Aim - Pick out each line containing the string "لتجهيز".

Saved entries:
============
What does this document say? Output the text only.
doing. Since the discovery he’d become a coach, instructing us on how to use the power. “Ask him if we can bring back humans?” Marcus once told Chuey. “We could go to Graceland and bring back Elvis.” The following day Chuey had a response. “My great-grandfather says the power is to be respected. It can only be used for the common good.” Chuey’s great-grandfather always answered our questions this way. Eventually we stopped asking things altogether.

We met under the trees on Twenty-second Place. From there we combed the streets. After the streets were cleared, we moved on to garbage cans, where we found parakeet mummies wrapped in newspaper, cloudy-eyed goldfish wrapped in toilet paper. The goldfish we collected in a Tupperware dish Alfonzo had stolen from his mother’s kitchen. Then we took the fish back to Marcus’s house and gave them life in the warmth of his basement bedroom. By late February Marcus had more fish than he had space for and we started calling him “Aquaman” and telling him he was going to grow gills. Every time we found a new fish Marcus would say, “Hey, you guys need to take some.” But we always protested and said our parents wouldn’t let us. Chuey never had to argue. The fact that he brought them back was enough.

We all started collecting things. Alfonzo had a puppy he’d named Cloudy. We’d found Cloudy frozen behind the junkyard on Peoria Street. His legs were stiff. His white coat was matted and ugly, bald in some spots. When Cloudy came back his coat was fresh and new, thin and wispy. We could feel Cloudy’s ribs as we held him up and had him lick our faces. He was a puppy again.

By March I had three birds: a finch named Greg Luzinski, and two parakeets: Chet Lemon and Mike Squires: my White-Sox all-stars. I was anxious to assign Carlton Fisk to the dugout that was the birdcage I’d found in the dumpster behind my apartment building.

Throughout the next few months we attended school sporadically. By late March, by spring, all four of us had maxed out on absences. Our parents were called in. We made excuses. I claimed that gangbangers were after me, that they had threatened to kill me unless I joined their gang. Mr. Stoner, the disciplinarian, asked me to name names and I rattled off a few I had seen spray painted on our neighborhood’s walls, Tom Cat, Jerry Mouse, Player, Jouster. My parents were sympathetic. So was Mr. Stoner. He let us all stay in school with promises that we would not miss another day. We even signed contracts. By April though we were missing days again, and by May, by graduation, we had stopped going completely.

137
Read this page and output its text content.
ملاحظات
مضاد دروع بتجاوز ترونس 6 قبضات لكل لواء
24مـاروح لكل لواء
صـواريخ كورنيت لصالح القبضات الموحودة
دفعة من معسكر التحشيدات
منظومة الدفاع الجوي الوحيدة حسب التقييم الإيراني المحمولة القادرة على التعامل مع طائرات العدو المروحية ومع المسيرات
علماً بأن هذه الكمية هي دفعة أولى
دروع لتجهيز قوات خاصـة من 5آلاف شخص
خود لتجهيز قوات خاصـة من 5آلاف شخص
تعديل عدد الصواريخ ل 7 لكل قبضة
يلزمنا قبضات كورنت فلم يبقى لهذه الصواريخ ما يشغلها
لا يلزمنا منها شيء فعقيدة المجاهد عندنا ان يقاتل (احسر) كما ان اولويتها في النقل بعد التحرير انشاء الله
============
Task result -
دروع لتجهيز قوات خاصـة من 5آلاف شخص
خود لتجهيز قوات خاصـة من 5آلاف شخص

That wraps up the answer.